> Written task
Look through the listing below and give the number of lines that hold "subtitle". Say nothing more.

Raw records
[Start]

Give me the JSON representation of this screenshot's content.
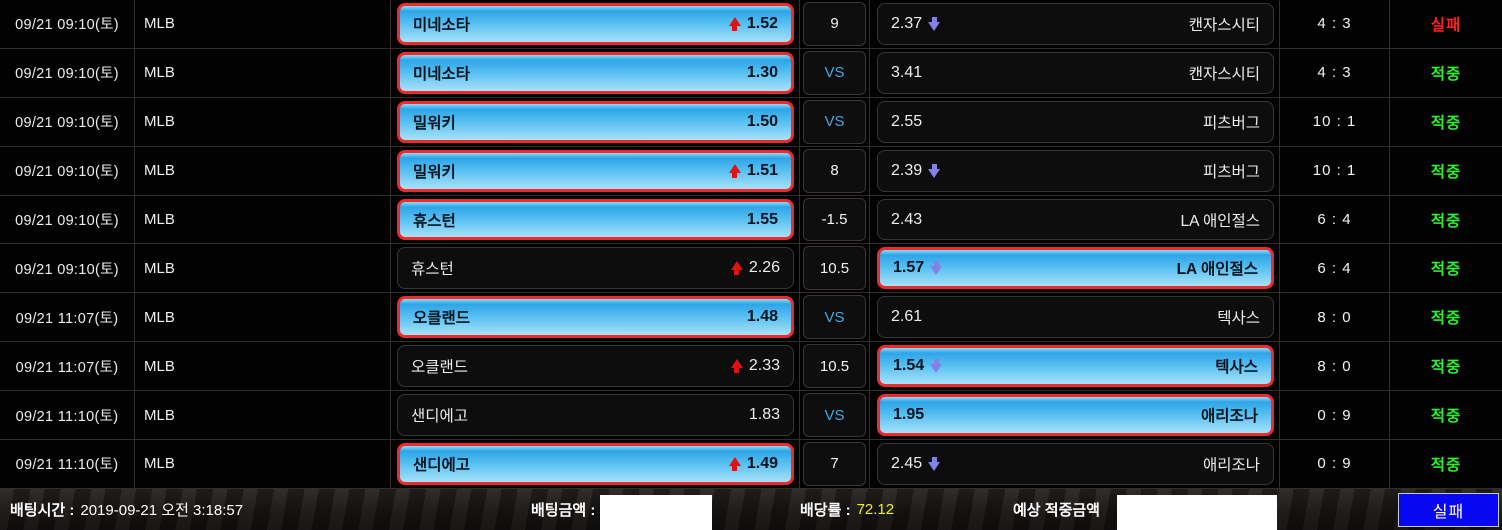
{
  "table": {
    "rows": [
      {
        "datetime": "09/21 09:10(토)",
        "league": "MLB",
        "home": {
          "team": "미네소타",
          "odds": "1.52",
          "trend": "up",
          "selected": true
        },
        "handicap": "9",
        "away": {
          "odds": "2.37",
          "trend": "down",
          "team": "캔자스시티",
          "selected": false
        },
        "score": "4 : 3",
        "result": {
          "text": "실패",
          "status": "fail"
        }
      },
      {
        "datetime": "09/21 09:10(토)",
        "league": "MLB",
        "home": {
          "team": "미네소타",
          "odds": "1.30",
          "trend": null,
          "selected": true
        },
        "handicap": "VS",
        "away": {
          "odds": "3.41",
          "trend": null,
          "team": "캔자스시티",
          "selected": false
        },
        "score": "4 : 3",
        "result": {
          "text": "적중",
          "status": "hit"
        }
      },
      {
        "datetime": "09/21 09:10(토)",
        "league": "MLB",
        "home": {
          "team": "밀워키",
          "odds": "1.50",
          "trend": null,
          "selected": true
        },
        "handicap": "VS",
        "away": {
          "odds": "2.55",
          "trend": null,
          "team": "피츠버그",
          "selected": false
        },
        "score": "10 : 1",
        "result": {
          "text": "적중",
          "status": "hit"
        }
      },
      {
        "datetime": "09/21 09:10(토)",
        "league": "MLB",
        "home": {
          "team": "밀워키",
          "odds": "1.51",
          "trend": "up",
          "selected": true
        },
        "handicap": "8",
        "away": {
          "odds": "2.39",
          "trend": "down",
          "team": "피츠버그",
          "selected": false
        },
        "score": "10 : 1",
        "result": {
          "text": "적중",
          "status": "hit"
        }
      },
      {
        "datetime": "09/21 09:10(토)",
        "league": "MLB",
        "home": {
          "team": "휴스턴",
          "odds": "1.55",
          "trend": null,
          "selected": true
        },
        "handicap": "-1.5",
        "away": {
          "odds": "2.43",
          "trend": null,
          "team": "LA 애인절스",
          "selected": false
        },
        "score": "6 : 4",
        "result": {
          "text": "적중",
          "status": "hit"
        }
      },
      {
        "datetime": "09/21 09:10(토)",
        "league": "MLB",
        "home": {
          "team": "휴스턴",
          "odds": "2.26",
          "trend": "up",
          "selected": false
        },
        "handicap": "10.5",
        "away": {
          "odds": "1.57",
          "trend": "down",
          "team": "LA 애인절스",
          "selected": true
        },
        "score": "6 : 4",
        "result": {
          "text": "적중",
          "status": "hit"
        }
      },
      {
        "datetime": "09/21 11:07(토)",
        "league": "MLB",
        "home": {
          "team": "오클랜드",
          "odds": "1.48",
          "trend": null,
          "selected": true
        },
        "handicap": "VS",
        "away": {
          "odds": "2.61",
          "trend": null,
          "team": "텍사스",
          "selected": false
        },
        "score": "8 : 0",
        "result": {
          "text": "적중",
          "status": "hit"
        }
      },
      {
        "datetime": "09/21 11:07(토)",
        "league": "MLB",
        "home": {
          "team": "오클랜드",
          "odds": "2.33",
          "trend": "up",
          "selected": false
        },
        "handicap": "10.5",
        "away": {
          "odds": "1.54",
          "trend": "down",
          "team": "텍사스",
          "selected": true
        },
        "score": "8 : 0",
        "result": {
          "text": "적중",
          "status": "hit"
        }
      },
      {
        "datetime": "09/21 11:10(토)",
        "league": "MLB",
        "home": {
          "team": "샌디에고",
          "odds": "1.83",
          "trend": null,
          "selected": false
        },
        "handicap": "VS",
        "away": {
          "odds": "1.95",
          "trend": null,
          "team": "애리조나",
          "selected": true
        },
        "score": "0 : 9",
        "result": {
          "text": "적중",
          "status": "hit"
        }
      },
      {
        "datetime": "09/21 11:10(토)",
        "league": "MLB",
        "home": {
          "team": "샌디에고",
          "odds": "1.49",
          "trend": "up",
          "selected": true
        },
        "handicap": "7",
        "away": {
          "odds": "2.45",
          "trend": "down",
          "team": "애리조나",
          "selected": false
        },
        "score": "0 : 9",
        "result": {
          "text": "적중",
          "status": "hit"
        }
      }
    ]
  },
  "footer": {
    "bet_time_label": "배팅시간 :",
    "bet_time_value": "2019-09-21 오전 3:18:57",
    "bet_amount_label": "배팅금액 :",
    "odds_label": "배당률 :",
    "odds_value": "72.12",
    "expected_label": "예상 적중금액",
    "button_label": "실패"
  },
  "colors": {
    "selected_border": "#ee2b2b",
    "selected_blue_top": "#2ea5e8",
    "selected_blue_bottom": "#a9e1fa",
    "result_hit": "#2bf02b",
    "result_fail": "#ff1f1f",
    "vs_text": "#4da6e0",
    "odds_yellow": "#f0f018",
    "arrow_up": "#e01212",
    "arrow_down": "#8181e8",
    "button_blue": "#0707f2",
    "grid_line": "#332e2b"
  }
}
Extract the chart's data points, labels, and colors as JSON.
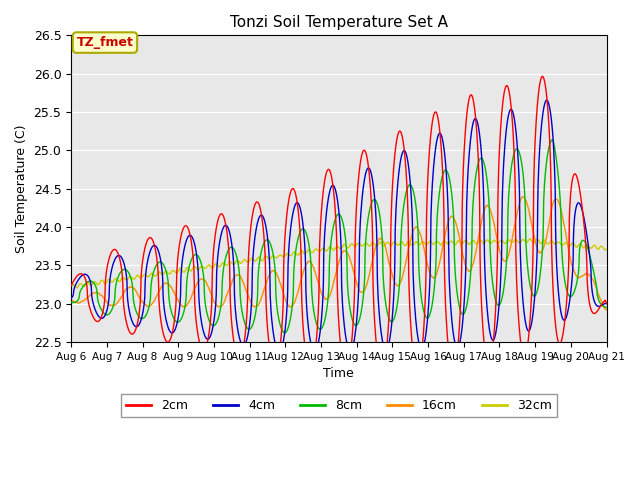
{
  "title": "Tonzi Soil Temperature Set A",
  "xlabel": "Time",
  "ylabel": "Soil Temperature (C)",
  "annotation": "TZ_fmet",
  "ylim": [
    22.5,
    26.5
  ],
  "legend_labels": [
    "2cm",
    "4cm",
    "8cm",
    "16cm",
    "32cm"
  ],
  "colors": {
    "2cm": "#ff0000",
    "4cm": "#0000cc",
    "8cm": "#00bb00",
    "16cm": "#ff8c00",
    "32cm": "#cccc00"
  },
  "bg_color": "#e8e8e8",
  "xticklabels": [
    "Aug 6",
    "Aug 7",
    "Aug 8",
    "Aug 9",
    "Aug 10",
    "Aug 11",
    "Aug 12",
    "Aug 13",
    "Aug 14",
    "Aug 15",
    "Aug 16",
    "Aug 17",
    "Aug 18",
    "Aug 19",
    "Aug 20",
    "Aug 21"
  ],
  "annotation_bbox": {
    "facecolor": "#ffffcc",
    "edgecolor": "#aaaa00",
    "textcolor": "#cc0000"
  }
}
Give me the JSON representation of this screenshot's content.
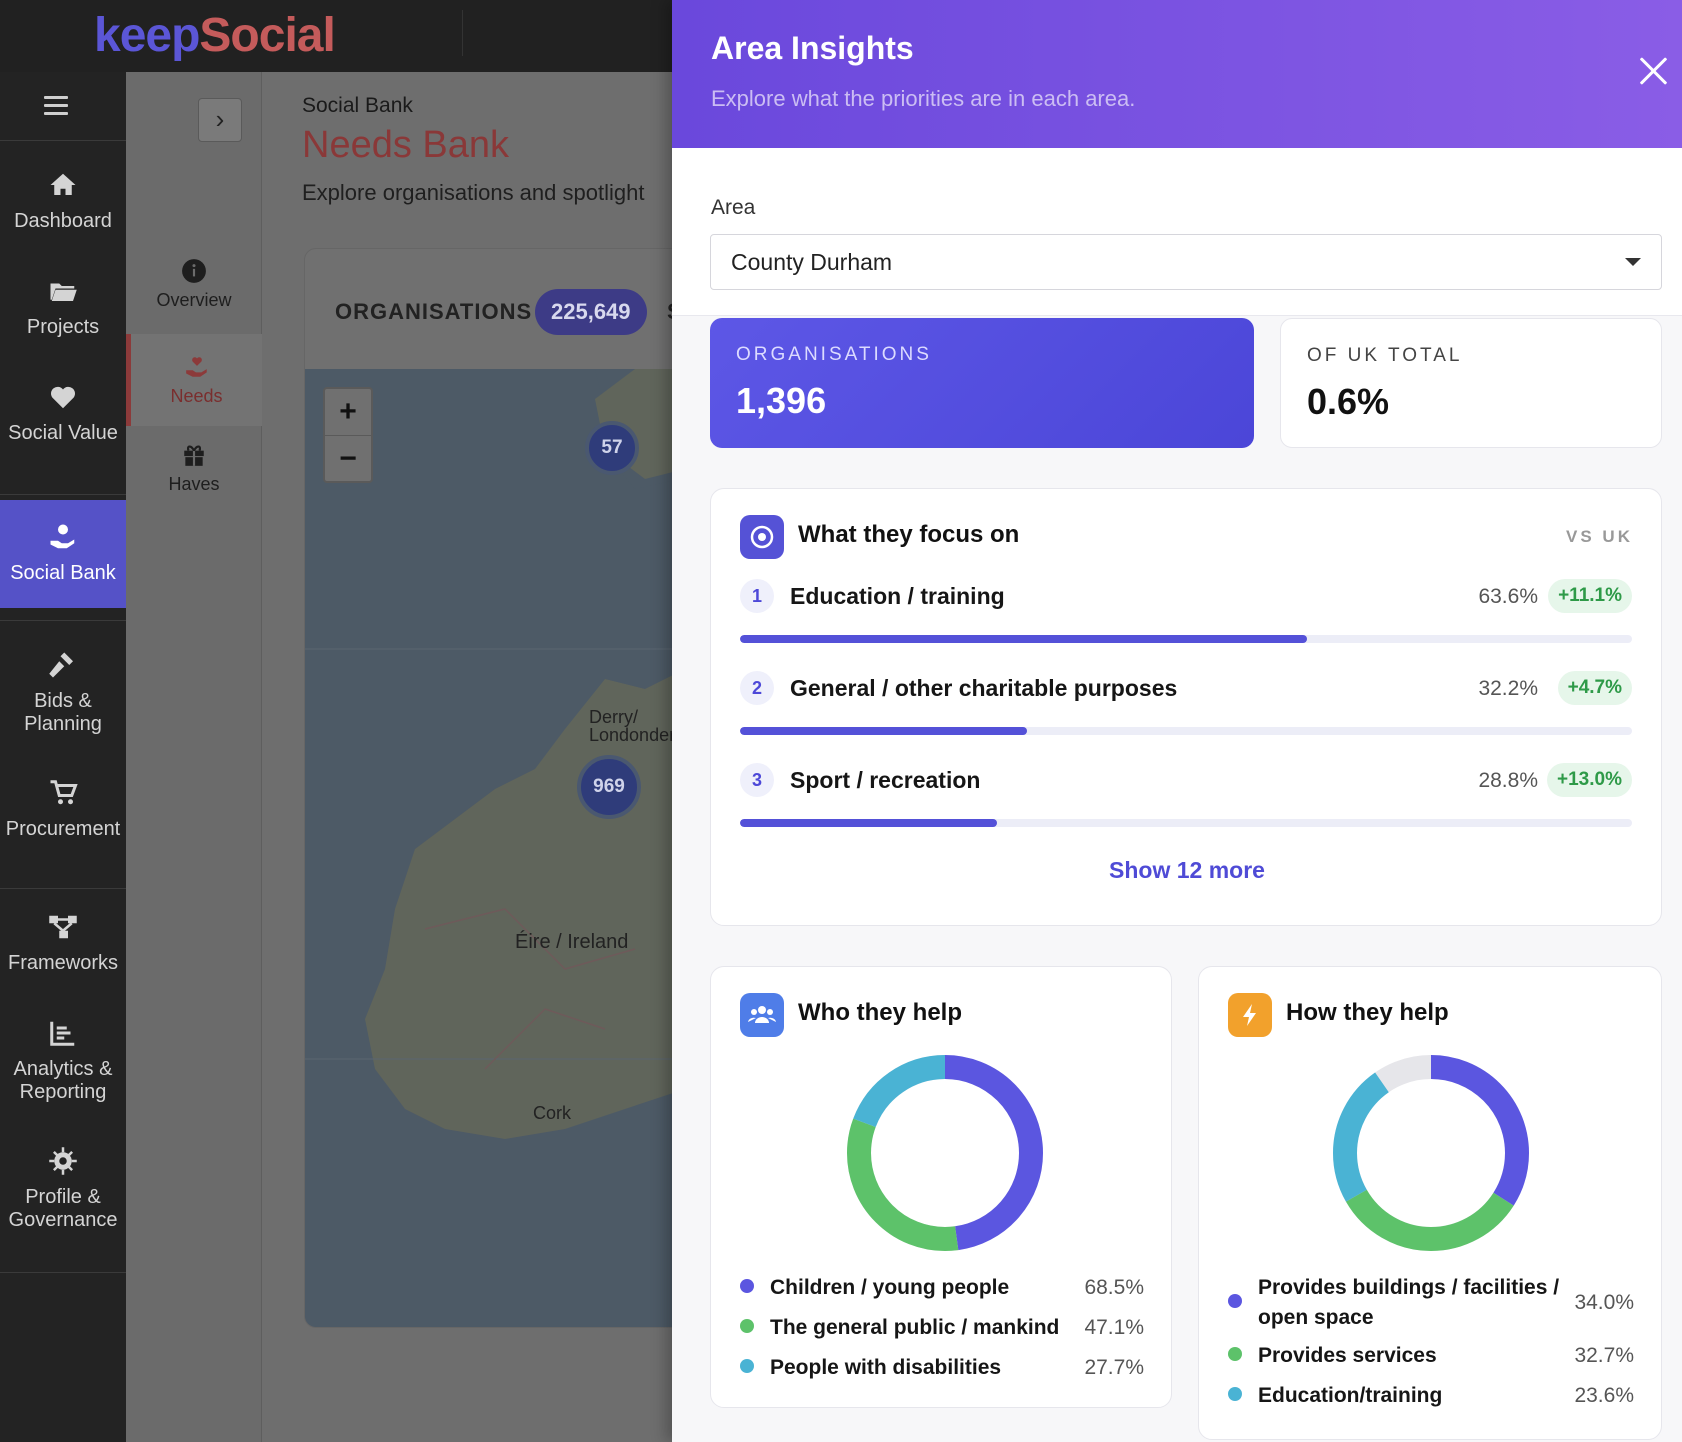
{
  "brand": {
    "part1": "keep",
    "part2": "Social"
  },
  "nav": {
    "items": [
      {
        "label": "Dashboard",
        "icon": "home-icon"
      },
      {
        "label": "Projects",
        "icon": "folder-icon"
      },
      {
        "label": "Social Value",
        "icon": "heart-icon"
      },
      {
        "label": "Social Bank",
        "icon": "hand-heart-icon",
        "active": true
      },
      {
        "label_line1": "Bids &",
        "label_line2": "Planning",
        "icon": "gavel-icon"
      },
      {
        "label": "Procurement",
        "icon": "cart-icon"
      },
      {
        "label": "Frameworks",
        "icon": "network-icon"
      },
      {
        "label_line1": "Analytics &",
        "label_line2": "Reporting",
        "icon": "chart-icon"
      },
      {
        "label_line1": "Profile &",
        "label_line2": "Governance",
        "icon": "gear-icon"
      }
    ]
  },
  "subnav": {
    "items": [
      {
        "label": "Overview",
        "icon": "info-icon"
      },
      {
        "label": "Needs",
        "icon": "hand-heart-icon",
        "active": true
      },
      {
        "label": "Haves",
        "icon": "gift-icon"
      }
    ]
  },
  "main": {
    "breadcrumb": "Social Bank",
    "title": "Needs Bank",
    "subtitle": "Explore organisations and spotlight",
    "orgs_label": "ORGANISATIONS",
    "orgs_count": "225,649",
    "orgs_trailing": "S",
    "map": {
      "zoom_in": "+",
      "zoom_out": "−",
      "clusters": [
        "57",
        "969"
      ],
      "labels": [
        "Derry/",
        "Londonderr",
        "Éire / Ireland",
        "Cork"
      ]
    }
  },
  "drawer": {
    "title": "Area Insights",
    "subtitle": "Explore what the priorities are in each area.",
    "area_label": "Area",
    "area_value": "County Durham",
    "stats": {
      "organisations_label": "ORGANISATIONS",
      "organisations_value": "1,396",
      "uk_total_label": "OF UK TOTAL",
      "uk_total_value": "0.6%"
    },
    "focus": {
      "title": "What they focus on",
      "vs_label": "VS UK",
      "rows": [
        {
          "rank": "1",
          "name": "Education / training",
          "pct": "63.6%",
          "delta": "+11.1%",
          "share": 0.636
        },
        {
          "rank": "2",
          "name": "General / other charitable purposes",
          "pct": "32.2%",
          "delta": "+4.7%",
          "share": 0.322
        },
        {
          "rank": "3",
          "name": "Sport / recreation",
          "pct": "28.8%",
          "delta": "+13.0%",
          "share": 0.288
        }
      ],
      "show_more": "Show 12 more"
    },
    "who": {
      "title": "Who they help",
      "legend": [
        {
          "name": "Children / young people",
          "pct": "68.5%",
          "value": 68.5,
          "color": "#5b56e0"
        },
        {
          "name": "The general public / mankind",
          "pct": "47.1%",
          "value": 47.1,
          "color": "#5dc26a"
        },
        {
          "name": "People with disabilities",
          "pct": "27.7%",
          "value": 27.7,
          "color": "#4ab3d4"
        }
      ]
    },
    "how": {
      "title": "How they help",
      "legend": [
        {
          "name_line1": "Provides buildings / facilities /",
          "name_line2": "open space",
          "pct": "34.0%",
          "value": 34.0,
          "color": "#5b56e0"
        },
        {
          "name": "Provides services",
          "pct": "32.7%",
          "value": 32.7,
          "color": "#5dc26a"
        },
        {
          "name": "Education/training",
          "pct": "23.6%",
          "value": 23.6,
          "color": "#4ab3d4"
        }
      ]
    },
    "colors": {
      "accent": "#5451d8",
      "header_start": "#6a48dc",
      "header_end": "#8a5de6",
      "positive": "#2e9a48"
    }
  }
}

[End]

> Task response
2